* [Task to carry out]:
Can the data below be echoed back word for word?

* [Records]:
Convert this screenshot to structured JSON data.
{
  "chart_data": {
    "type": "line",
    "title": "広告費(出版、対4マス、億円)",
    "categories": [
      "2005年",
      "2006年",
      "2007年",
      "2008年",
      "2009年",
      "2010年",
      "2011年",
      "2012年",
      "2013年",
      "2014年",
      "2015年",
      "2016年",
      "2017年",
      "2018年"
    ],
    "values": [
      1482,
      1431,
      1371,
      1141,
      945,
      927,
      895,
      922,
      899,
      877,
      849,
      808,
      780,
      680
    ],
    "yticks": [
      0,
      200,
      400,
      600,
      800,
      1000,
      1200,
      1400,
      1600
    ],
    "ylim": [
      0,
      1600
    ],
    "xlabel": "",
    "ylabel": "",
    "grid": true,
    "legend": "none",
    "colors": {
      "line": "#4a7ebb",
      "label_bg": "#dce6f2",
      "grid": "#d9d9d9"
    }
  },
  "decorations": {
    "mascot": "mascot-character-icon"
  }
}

* [Response to the exercise]:
Convert this screenshot to structured JSON data.
{
  "chart_data": {
    "type": "line",
    "title": "広告費(出版、対4マス、億円)",
    "categories": [
      "2005年",
      "2006年",
      "2007年",
      "2008年",
      "2009年",
      "2010年",
      "2011年",
      "2012年",
      "2013年",
      "2014年",
      "2015年",
      "2016年",
      "2017年",
      "2018年"
    ],
    "values": [
      1482,
      1431,
      1371,
      1141,
      945,
      927,
      895,
      922,
      899,
      877,
      849,
      808,
      780,
      680
    ],
    "yticks": [
      0,
      200,
      400,
      600,
      800,
      1000,
      1200,
      1400,
      1600
    ],
    "ylim": [
      0,
      1600
    ],
    "xlabel": "",
    "ylabel": "",
    "grid": true,
    "legend": "none",
    "colors": {
      "line": "#4a7ebb",
      "label_bg": "#dce6f2",
      "grid": "#d9d9d9"
    }
  },
  "decorations": {
    "mascot": "mascot-character-icon"
  }
}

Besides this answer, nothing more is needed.